→ Exercise aim
Please list all lines of the material below in which the string "diagram" occurs.
⟨
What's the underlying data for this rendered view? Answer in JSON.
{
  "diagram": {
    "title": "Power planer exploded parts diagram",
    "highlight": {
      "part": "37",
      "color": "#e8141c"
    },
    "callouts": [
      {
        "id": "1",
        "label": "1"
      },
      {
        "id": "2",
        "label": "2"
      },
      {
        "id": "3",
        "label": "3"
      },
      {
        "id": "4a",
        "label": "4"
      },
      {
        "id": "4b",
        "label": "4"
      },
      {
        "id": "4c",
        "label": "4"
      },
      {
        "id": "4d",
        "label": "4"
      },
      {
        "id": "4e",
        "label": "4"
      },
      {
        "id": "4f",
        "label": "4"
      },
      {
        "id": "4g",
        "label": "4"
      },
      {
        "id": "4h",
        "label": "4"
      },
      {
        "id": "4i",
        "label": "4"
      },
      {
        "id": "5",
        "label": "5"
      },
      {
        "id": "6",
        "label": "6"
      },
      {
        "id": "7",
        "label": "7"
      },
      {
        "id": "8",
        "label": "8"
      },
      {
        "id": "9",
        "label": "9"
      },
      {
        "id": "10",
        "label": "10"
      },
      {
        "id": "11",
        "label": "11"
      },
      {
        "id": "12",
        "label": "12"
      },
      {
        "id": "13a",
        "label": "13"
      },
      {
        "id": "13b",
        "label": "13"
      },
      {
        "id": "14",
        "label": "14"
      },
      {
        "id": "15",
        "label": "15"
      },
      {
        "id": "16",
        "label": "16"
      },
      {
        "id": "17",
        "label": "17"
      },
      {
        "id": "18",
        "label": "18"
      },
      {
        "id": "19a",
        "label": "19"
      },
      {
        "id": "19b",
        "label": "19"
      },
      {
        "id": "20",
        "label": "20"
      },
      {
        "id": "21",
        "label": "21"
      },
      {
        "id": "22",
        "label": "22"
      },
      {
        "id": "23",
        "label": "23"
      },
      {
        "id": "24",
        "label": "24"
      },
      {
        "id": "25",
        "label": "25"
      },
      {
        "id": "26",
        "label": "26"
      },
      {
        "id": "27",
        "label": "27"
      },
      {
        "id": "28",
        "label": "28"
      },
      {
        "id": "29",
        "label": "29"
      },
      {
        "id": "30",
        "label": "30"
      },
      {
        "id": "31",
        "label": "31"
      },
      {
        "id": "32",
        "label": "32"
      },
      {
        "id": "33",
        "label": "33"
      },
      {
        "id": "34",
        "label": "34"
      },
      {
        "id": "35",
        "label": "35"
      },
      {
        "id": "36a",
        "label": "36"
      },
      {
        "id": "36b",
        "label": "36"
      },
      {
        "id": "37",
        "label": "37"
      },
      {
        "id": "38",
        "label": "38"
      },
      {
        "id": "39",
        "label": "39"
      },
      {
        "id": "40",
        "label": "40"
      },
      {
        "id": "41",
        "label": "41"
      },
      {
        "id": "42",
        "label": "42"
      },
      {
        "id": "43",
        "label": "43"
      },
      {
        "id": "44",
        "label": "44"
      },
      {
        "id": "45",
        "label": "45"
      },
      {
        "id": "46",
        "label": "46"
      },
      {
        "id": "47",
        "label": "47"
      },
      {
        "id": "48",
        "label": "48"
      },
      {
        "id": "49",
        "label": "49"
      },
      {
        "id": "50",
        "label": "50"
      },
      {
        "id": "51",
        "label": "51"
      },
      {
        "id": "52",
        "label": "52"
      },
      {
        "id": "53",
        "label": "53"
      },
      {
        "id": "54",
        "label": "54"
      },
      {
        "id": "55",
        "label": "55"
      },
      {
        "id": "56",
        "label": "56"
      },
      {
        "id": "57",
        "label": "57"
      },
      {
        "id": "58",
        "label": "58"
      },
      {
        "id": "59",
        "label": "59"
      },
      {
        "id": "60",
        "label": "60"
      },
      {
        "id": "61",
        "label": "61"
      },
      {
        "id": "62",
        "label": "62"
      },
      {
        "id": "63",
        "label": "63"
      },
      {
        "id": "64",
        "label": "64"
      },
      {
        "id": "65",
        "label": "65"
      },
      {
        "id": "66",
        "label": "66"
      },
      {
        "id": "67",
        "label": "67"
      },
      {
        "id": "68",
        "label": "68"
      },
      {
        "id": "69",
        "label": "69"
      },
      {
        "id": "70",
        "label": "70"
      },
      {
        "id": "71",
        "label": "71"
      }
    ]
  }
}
⟩
→ Response
  "diagram": {
    "title": "Power planer exploded parts diagram",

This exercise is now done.